PROMPT: Find the lines containing the word "this" and copy every one of them.

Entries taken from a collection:
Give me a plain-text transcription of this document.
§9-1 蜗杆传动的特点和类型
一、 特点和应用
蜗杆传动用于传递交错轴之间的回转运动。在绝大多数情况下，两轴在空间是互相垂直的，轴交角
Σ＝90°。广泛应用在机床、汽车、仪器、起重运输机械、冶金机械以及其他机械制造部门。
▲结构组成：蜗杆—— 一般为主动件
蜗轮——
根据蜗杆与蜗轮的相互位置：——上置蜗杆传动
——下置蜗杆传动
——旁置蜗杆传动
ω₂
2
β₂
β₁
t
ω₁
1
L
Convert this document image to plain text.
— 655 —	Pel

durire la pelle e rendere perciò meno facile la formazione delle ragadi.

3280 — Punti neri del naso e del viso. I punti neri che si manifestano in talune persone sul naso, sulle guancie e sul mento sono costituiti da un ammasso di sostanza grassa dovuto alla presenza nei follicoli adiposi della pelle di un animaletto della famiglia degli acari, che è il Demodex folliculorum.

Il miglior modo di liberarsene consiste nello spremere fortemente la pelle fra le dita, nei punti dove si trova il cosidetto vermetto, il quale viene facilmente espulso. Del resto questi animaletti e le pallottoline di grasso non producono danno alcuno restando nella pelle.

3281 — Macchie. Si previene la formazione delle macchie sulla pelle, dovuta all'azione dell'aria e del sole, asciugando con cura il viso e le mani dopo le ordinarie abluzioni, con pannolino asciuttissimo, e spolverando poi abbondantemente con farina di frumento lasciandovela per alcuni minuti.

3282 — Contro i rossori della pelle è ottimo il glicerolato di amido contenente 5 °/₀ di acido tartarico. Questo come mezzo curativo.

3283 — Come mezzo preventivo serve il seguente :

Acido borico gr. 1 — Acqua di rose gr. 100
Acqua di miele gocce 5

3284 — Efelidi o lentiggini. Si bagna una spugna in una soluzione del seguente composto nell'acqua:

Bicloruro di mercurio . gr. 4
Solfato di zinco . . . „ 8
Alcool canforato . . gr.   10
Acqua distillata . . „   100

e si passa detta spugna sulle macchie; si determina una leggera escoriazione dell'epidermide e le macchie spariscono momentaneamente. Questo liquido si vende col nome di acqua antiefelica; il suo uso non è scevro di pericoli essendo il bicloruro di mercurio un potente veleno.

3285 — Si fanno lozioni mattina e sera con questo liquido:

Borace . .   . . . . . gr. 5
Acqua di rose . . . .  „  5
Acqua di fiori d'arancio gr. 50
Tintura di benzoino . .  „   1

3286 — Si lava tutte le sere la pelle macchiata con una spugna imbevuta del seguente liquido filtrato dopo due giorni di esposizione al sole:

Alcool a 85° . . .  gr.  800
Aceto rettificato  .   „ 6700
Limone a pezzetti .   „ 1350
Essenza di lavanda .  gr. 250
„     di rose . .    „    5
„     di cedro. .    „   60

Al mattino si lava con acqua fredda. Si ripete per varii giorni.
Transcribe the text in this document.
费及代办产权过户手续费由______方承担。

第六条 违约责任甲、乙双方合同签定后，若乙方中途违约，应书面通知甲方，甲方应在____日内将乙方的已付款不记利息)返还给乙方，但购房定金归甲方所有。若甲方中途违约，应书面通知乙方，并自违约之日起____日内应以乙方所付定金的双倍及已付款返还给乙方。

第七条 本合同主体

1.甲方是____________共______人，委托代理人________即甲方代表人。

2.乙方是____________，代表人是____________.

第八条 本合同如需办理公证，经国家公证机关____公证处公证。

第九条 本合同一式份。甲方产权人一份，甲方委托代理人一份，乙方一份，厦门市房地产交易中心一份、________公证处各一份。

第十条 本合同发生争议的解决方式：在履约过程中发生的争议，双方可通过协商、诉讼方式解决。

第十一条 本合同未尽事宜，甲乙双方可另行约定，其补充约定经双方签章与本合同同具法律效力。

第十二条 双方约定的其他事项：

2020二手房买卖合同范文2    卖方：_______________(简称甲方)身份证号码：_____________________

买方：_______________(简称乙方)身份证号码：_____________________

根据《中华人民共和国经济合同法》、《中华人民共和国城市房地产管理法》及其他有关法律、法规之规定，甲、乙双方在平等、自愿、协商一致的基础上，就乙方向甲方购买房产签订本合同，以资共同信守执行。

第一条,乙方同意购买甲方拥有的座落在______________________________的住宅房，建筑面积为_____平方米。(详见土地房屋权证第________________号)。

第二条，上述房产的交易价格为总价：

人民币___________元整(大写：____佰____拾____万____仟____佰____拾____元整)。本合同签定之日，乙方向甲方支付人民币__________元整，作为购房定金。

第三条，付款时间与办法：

EXERCISE SOLUTION:
Give me a plain-text transcription of this document.
Convert this document image to plain text.
Transcribe the text in this document.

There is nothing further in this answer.